:: Record set

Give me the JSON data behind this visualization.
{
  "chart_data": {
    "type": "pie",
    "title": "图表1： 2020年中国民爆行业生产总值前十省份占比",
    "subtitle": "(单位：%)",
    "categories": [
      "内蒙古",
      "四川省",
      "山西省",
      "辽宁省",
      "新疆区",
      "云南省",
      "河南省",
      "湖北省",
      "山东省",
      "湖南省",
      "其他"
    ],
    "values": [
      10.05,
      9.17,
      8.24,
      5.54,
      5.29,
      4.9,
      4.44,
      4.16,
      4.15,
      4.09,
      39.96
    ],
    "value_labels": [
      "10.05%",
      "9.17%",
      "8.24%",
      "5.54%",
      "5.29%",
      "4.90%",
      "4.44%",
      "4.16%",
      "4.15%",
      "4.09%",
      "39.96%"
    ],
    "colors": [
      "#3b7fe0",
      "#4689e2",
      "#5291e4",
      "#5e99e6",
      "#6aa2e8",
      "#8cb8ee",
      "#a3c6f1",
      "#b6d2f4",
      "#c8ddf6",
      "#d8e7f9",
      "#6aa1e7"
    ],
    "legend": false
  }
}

::::
:: Record set

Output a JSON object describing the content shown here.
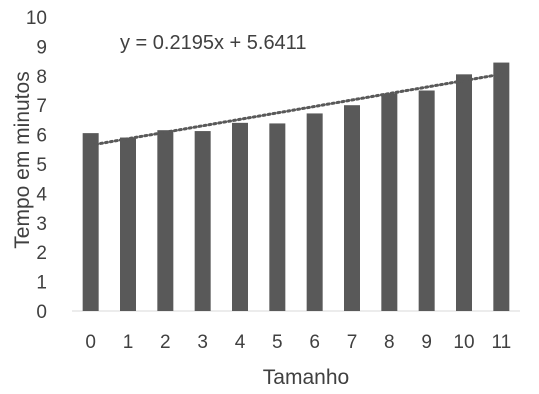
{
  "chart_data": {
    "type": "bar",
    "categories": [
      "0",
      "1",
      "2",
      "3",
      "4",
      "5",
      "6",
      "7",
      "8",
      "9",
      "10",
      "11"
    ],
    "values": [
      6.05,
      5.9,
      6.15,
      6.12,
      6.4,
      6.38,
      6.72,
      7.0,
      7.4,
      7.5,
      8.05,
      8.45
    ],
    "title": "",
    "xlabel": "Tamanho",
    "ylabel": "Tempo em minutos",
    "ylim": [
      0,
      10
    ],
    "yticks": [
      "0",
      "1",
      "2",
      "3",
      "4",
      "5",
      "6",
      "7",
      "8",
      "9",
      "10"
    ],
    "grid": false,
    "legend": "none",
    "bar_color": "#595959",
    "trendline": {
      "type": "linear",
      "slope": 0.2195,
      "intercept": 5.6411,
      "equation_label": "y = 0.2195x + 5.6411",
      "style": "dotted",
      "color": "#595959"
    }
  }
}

::::

Short exercise: Copy out each line in the listing that has the word "JSON".

Correct result:
Give me the JSON data behind this visualization.
Output a JSON object describing the content shown here.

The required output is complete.